WHAT THE TASK ASKS: Reproduce the listing below word for word, with no pictures.

Data entries:
——————
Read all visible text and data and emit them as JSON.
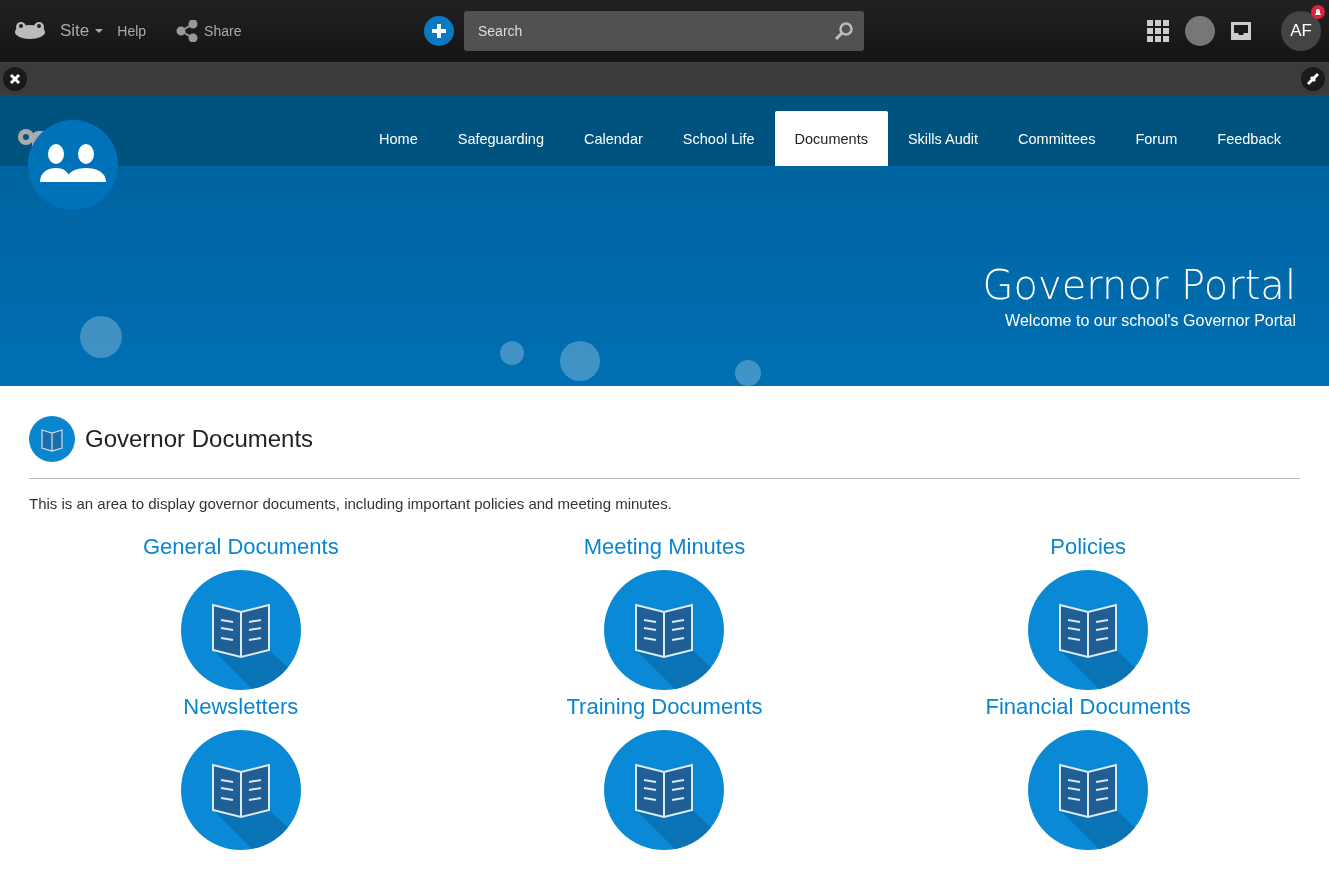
{
  "topbar": {
    "site_label": "Site",
    "help": "Help",
    "share": "Share",
    "search": {
      "placeholder": "Search"
    },
    "user_initials": "AF"
  },
  "nav": [
    {
      "label": "Home",
      "selected": false
    },
    {
      "label": "Safeguarding",
      "selected": false
    },
    {
      "label": "Calendar",
      "selected": false
    },
    {
      "label": "School Life",
      "selected": false
    },
    {
      "label": "Documents",
      "selected": true
    },
    {
      "label": "Skills Audit",
      "selected": false
    },
    {
      "label": "Committees",
      "selected": false
    },
    {
      "label": "Forum",
      "selected": false
    },
    {
      "label": "Feedback",
      "selected": false
    }
  ],
  "banner": {
    "title": "Governor Portal",
    "subtitle": "Welcome to our school's Governor Portal"
  },
  "section": {
    "title": "Governor Documents",
    "description": "This is an area to display governor documents, including important policies and meeting minutes."
  },
  "tiles": [
    {
      "label": "General Documents"
    },
    {
      "label": "Meeting Minutes"
    },
    {
      "label": "Policies"
    },
    {
      "label": "Newsletters"
    },
    {
      "label": "Training Documents"
    },
    {
      "label": "Financial Documents"
    }
  ]
}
——————
COMPLETED TASK:
Read all visible text and data and emit them as JSON.
{
  "topbar": {
    "site_label": "Site",
    "help": "Help",
    "share": "Share",
    "search": {
      "placeholder": "Search"
    },
    "user_initials": "AF"
  },
  "nav": [
    {
      "label": "Home",
      "selected": false
    },
    {
      "label": "Safeguarding",
      "selected": false
    },
    {
      "label": "Calendar",
      "selected": false
    },
    {
      "label": "School Life",
      "selected": false
    },
    {
      "label": "Documents",
      "selected": true
    },
    {
      "label": "Skills Audit",
      "selected": false
    },
    {
      "label": "Committees",
      "selected": false
    },
    {
      "label": "Forum",
      "selected": false
    },
    {
      "label": "Feedback",
      "selected": false
    }
  ],
  "banner": {
    "title": "Governor Portal",
    "subtitle": "Welcome to our school's Governor Portal"
  },
  "section": {
    "title": "Governor Documents",
    "description": "This is an area to display governor documents, including important policies and meeting minutes."
  },
  "tiles": [
    {
      "label": "General Documents"
    },
    {
      "label": "Meeting Minutes"
    },
    {
      "label": "Policies"
    },
    {
      "label": "Newsletters"
    },
    {
      "label": "Training Documents"
    },
    {
      "label": "Financial Documents"
    }
  ]
}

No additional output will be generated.